═════ Input ═════
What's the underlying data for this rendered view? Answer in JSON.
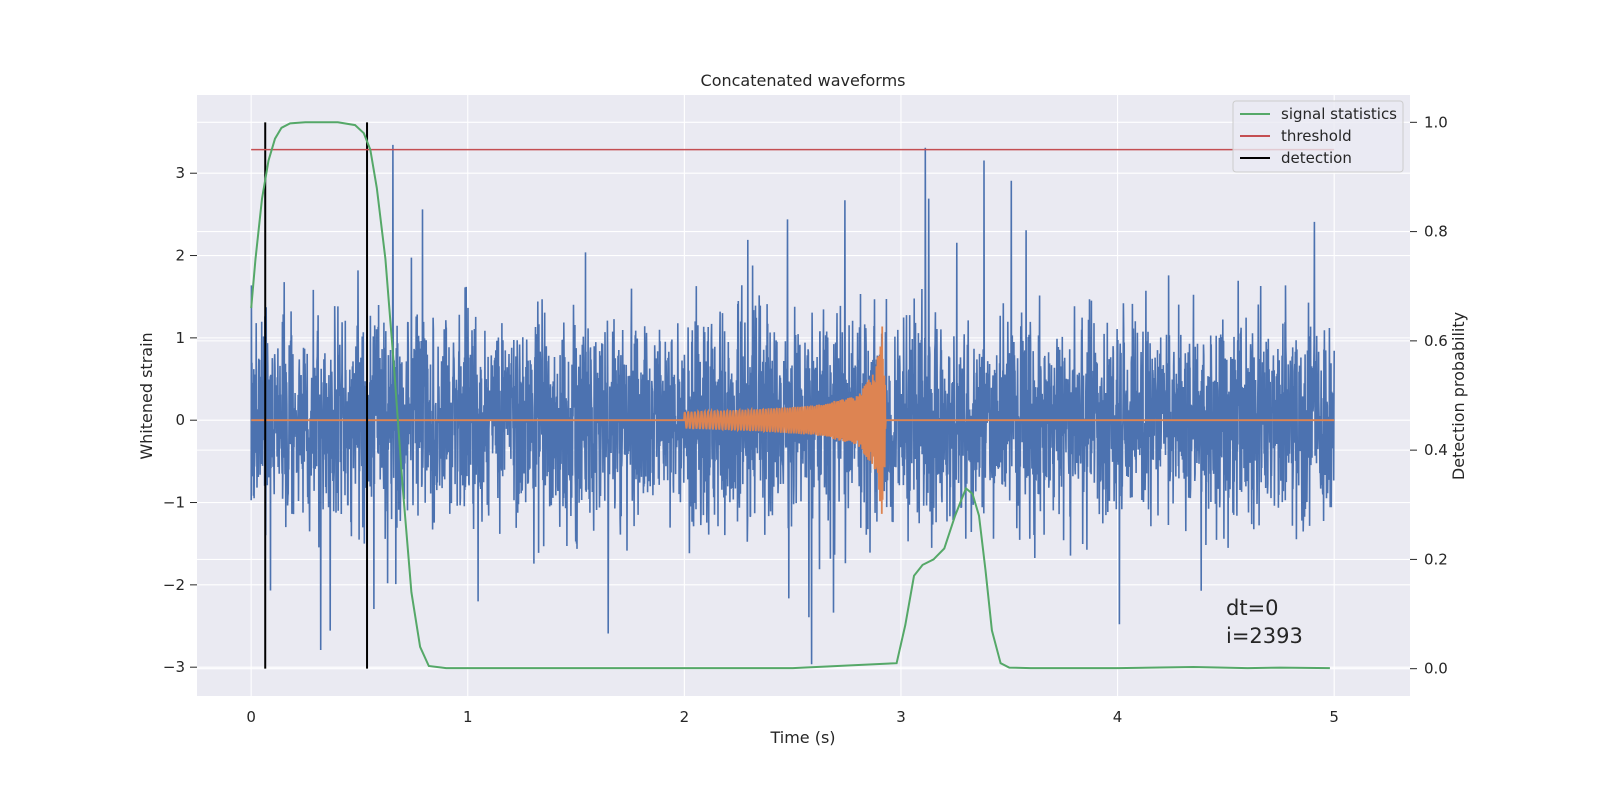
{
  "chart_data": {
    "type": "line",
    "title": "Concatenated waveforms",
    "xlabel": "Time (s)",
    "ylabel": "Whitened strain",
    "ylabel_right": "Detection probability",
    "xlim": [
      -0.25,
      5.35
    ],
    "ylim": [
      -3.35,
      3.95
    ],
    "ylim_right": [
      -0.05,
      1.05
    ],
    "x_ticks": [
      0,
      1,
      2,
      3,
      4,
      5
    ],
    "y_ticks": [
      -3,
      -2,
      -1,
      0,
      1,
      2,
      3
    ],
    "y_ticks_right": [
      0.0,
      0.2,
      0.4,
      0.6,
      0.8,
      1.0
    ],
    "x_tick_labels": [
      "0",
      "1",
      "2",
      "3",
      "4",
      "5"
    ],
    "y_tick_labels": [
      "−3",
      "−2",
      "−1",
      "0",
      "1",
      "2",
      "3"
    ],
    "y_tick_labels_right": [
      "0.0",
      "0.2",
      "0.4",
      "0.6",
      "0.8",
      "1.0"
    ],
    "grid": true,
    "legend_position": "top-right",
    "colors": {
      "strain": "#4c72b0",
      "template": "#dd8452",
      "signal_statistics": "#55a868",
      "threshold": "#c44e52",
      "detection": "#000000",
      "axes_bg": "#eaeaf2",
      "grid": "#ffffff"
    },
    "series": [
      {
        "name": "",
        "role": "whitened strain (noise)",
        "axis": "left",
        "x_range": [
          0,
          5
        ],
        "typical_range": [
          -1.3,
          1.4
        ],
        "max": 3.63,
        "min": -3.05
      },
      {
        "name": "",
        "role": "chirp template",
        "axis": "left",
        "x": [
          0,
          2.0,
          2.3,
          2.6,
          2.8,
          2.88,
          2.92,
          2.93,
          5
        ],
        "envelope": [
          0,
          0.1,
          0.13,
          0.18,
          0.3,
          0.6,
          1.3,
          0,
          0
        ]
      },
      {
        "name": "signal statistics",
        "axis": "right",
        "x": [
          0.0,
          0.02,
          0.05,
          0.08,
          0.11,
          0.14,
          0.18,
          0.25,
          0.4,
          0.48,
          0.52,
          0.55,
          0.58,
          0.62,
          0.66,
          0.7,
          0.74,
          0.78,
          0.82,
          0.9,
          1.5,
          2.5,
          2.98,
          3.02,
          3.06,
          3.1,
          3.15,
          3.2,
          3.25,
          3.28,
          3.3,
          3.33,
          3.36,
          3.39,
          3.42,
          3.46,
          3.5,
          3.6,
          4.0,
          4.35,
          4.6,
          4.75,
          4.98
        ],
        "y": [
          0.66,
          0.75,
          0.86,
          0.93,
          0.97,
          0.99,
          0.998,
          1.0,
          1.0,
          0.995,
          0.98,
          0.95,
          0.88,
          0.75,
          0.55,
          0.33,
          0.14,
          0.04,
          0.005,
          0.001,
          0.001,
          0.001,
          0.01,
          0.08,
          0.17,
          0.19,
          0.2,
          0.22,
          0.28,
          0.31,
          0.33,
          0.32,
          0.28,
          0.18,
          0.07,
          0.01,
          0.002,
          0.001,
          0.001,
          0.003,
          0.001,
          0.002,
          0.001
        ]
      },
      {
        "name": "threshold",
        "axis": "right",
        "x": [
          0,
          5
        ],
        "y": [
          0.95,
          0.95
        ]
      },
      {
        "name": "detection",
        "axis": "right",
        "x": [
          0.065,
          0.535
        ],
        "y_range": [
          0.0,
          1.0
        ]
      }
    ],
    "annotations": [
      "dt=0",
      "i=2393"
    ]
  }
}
═════
Output all of the records exactly as they appear above, but not the pictures.

What's the underlying data for this rendered view? Answer in JSON.
{
  "chart_data": {
    "type": "line",
    "title": "Concatenated waveforms",
    "xlabel": "Time (s)",
    "ylabel": "Whitened strain",
    "ylabel_right": "Detection probability",
    "xlim": [
      -0.25,
      5.35
    ],
    "ylim": [
      -3.35,
      3.95
    ],
    "ylim_right": [
      -0.05,
      1.05
    ],
    "x_ticks": [
      0,
      1,
      2,
      3,
      4,
      5
    ],
    "y_ticks": [
      -3,
      -2,
      -1,
      0,
      1,
      2,
      3
    ],
    "y_ticks_right": [
      0.0,
      0.2,
      0.4,
      0.6,
      0.8,
      1.0
    ],
    "x_tick_labels": [
      "0",
      "1",
      "2",
      "3",
      "4",
      "5"
    ],
    "y_tick_labels": [
      "−3",
      "−2",
      "−1",
      "0",
      "1",
      "2",
      "3"
    ],
    "y_tick_labels_right": [
      "0.0",
      "0.2",
      "0.4",
      "0.6",
      "0.8",
      "1.0"
    ],
    "grid": true,
    "legend_position": "top-right",
    "colors": {
      "strain": "#4c72b0",
      "template": "#dd8452",
      "signal_statistics": "#55a868",
      "threshold": "#c44e52",
      "detection": "#000000",
      "axes_bg": "#eaeaf2",
      "grid": "#ffffff"
    },
    "series": [
      {
        "name": "",
        "role": "whitened strain (noise)",
        "axis": "left",
        "x_range": [
          0,
          5
        ],
        "typical_range": [
          -1.3,
          1.4
        ],
        "max": 3.63,
        "min": -3.05
      },
      {
        "name": "",
        "role": "chirp template",
        "axis": "left",
        "x": [
          0,
          2.0,
          2.3,
          2.6,
          2.8,
          2.88,
          2.92,
          2.93,
          5
        ],
        "envelope": [
          0,
          0.1,
          0.13,
          0.18,
          0.3,
          0.6,
          1.3,
          0,
          0
        ]
      },
      {
        "name": "signal statistics",
        "axis": "right",
        "x": [
          0.0,
          0.02,
          0.05,
          0.08,
          0.11,
          0.14,
          0.18,
          0.25,
          0.4,
          0.48,
          0.52,
          0.55,
          0.58,
          0.62,
          0.66,
          0.7,
          0.74,
          0.78,
          0.82,
          0.9,
          1.5,
          2.5,
          2.98,
          3.02,
          3.06,
          3.1,
          3.15,
          3.2,
          3.25,
          3.28,
          3.3,
          3.33,
          3.36,
          3.39,
          3.42,
          3.46,
          3.5,
          3.6,
          4.0,
          4.35,
          4.6,
          4.75,
          4.98
        ],
        "y": [
          0.66,
          0.75,
          0.86,
          0.93,
          0.97,
          0.99,
          0.998,
          1.0,
          1.0,
          0.995,
          0.98,
          0.95,
          0.88,
          0.75,
          0.55,
          0.33,
          0.14,
          0.04,
          0.005,
          0.001,
          0.001,
          0.001,
          0.01,
          0.08,
          0.17,
          0.19,
          0.2,
          0.22,
          0.28,
          0.31,
          0.33,
          0.32,
          0.28,
          0.18,
          0.07,
          0.01,
          0.002,
          0.001,
          0.001,
          0.003,
          0.001,
          0.002,
          0.001
        ]
      },
      {
        "name": "threshold",
        "axis": "right",
        "x": [
          0,
          5
        ],
        "y": [
          0.95,
          0.95
        ]
      },
      {
        "name": "detection",
        "axis": "right",
        "x": [
          0.065,
          0.535
        ],
        "y_range": [
          0.0,
          1.0
        ]
      }
    ],
    "annotations": [
      "dt=0",
      "i=2393"
    ]
  }
}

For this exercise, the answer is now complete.